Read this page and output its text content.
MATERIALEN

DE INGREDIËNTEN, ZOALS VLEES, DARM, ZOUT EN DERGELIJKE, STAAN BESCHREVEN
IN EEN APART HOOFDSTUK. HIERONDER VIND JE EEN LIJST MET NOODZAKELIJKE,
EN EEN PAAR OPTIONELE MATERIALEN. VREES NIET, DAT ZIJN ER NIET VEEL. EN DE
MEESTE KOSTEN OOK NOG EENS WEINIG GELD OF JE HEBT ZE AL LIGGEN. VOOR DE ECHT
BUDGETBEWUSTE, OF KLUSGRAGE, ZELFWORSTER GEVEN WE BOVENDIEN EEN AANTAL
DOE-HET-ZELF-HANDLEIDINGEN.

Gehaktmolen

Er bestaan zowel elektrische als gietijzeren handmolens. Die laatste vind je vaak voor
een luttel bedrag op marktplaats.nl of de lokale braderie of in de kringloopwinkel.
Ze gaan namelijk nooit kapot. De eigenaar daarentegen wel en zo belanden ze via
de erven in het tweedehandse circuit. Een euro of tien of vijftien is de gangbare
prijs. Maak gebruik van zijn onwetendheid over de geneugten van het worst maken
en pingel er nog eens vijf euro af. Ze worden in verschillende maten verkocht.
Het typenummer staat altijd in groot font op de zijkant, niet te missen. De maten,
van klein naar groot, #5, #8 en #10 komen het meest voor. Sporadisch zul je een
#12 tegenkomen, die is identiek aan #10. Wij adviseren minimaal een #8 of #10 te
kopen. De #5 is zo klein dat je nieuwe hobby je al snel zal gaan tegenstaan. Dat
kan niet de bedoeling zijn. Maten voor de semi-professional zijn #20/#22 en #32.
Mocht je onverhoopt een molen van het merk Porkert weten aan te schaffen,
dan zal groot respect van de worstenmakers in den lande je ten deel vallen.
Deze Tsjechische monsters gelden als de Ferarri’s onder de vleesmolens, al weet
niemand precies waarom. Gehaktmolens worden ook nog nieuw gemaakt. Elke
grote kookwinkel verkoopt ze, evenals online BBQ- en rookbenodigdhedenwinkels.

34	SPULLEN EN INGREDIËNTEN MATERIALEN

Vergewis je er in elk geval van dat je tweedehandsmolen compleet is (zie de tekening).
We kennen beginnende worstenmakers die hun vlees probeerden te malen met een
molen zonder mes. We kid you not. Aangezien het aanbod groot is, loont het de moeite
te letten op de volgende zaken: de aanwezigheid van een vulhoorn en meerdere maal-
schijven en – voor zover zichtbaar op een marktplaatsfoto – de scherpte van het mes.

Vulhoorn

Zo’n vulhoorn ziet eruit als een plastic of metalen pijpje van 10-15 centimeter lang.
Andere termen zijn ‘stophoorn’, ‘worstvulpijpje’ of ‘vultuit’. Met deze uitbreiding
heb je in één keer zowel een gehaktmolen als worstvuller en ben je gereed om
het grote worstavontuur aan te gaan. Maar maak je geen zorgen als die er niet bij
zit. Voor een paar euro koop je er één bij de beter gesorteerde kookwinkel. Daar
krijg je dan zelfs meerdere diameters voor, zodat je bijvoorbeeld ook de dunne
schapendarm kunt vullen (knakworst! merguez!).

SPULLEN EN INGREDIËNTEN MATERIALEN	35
== == ==
DIRECTIONS: Each line of the listing above should be output exactly.

PROBLEM SOLUTION:
Read this page and output its text content.
MATERIALEN

DE INGREDIËNTEN, ZOALS VLEES, DARM, ZOUT EN DERGELIJKE, STAAN BESCHREVEN
IN EEN APART HOOFDSTUK. HIERONDER VIND JE EEN LIJST MET NOODZAKELIJKE,
EN EEN PAAR OPTIONELE MATERIALEN. VREES NIET, DAT ZIJN ER NIET VEEL. EN DE
MEESTE KOSTEN OOK NOG EENS WEINIG GELD OF JE HEBT ZE AL LIGGEN. VOOR DE ECHT
BUDGETBEWUSTE, OF KLUSGRAGE, ZELFWORSTER GEVEN WE BOVENDIEN EEN AANTAL
DOE-HET-ZELF-HANDLEIDINGEN.

Gehaktmolen

Er bestaan zowel elektrische als gietijzeren handmolens. Die laatste vind je vaak voor
een luttel bedrag op marktplaats.nl of de lokale braderie of in de kringloopwinkel.
Ze gaan namelijk nooit kapot. De eigenaar daarentegen wel en zo belanden ze via
de erven in het tweedehandse circuit. Een euro of tien of vijftien is de gangbare
prijs. Maak gebruik van zijn onwetendheid over de geneugten van het worst maken
en pingel er nog eens vijf euro af. Ze worden in verschillende maten verkocht.
Het typenummer staat altijd in groot font op de zijkant, niet te missen. De maten,
van klein naar groot, #5, #8 en #10 komen het meest voor. Sporadisch zul je een
#12 tegenkomen, die is identiek aan #10. Wij adviseren minimaal een #8 of #10 te
kopen. De #5 is zo klein dat je nieuwe hobby je al snel zal gaan tegenstaan. Dat
kan niet de bedoeling zijn. Maten voor de semi-professional zijn #20/#22 en #32.
Mocht je onverhoopt een molen van het merk Porkert weten aan te schaffen,
dan zal groot respect van de worstenmakers in den lande je ten deel vallen.
Deze Tsjechische monsters gelden als de Ferarri’s onder de vleesmolens, al weet
niemand precies waarom. Gehaktmolens worden ook nog nieuw gemaakt. Elke
grote kookwinkel verkoopt ze, evenals online BBQ- en rookbenodigdhedenwinkels.

34	SPULLEN EN INGREDIËNTEN MATERIALEN

Vergewis je er in elk geval van dat je tweedehandsmolen compleet is (zie de tekening).
We kennen beginnende worstenmakers die hun vlees probeerden te malen met een
molen zonder mes. We kid you not. Aangezien het aanbod groot is, loont het de moeite
te letten op de volgende zaken: de aanwezigheid van een vulhoorn en meerdere maal-
schijven en – voor zover zichtbaar op een marktplaatsfoto – de scherpte van het mes.

Vulhoorn

Zo’n vulhoorn ziet eruit als een plastic of metalen pijpje van 10-15 centimeter lang.
Andere termen zijn ‘stophoorn’, ‘worstvulpijpje’ of ‘vultuit’. Met deze uitbreiding
heb je in één keer zowel een gehaktmolen als worstvuller en ben je gereed om
het grote worstavontuur aan te gaan. Maar maak je geen zorgen als die er niet bij
zit. Voor een paar euro koop je er één bij de beter gesorteerde kookwinkel. Daar
krijg je dan zelfs meerdere diameters voor, zodat je bijvoorbeeld ook de dunne
schapendarm kunt vullen (knakworst! merguez!).

SPULLEN EN INGREDIËNTEN MATERIALEN	35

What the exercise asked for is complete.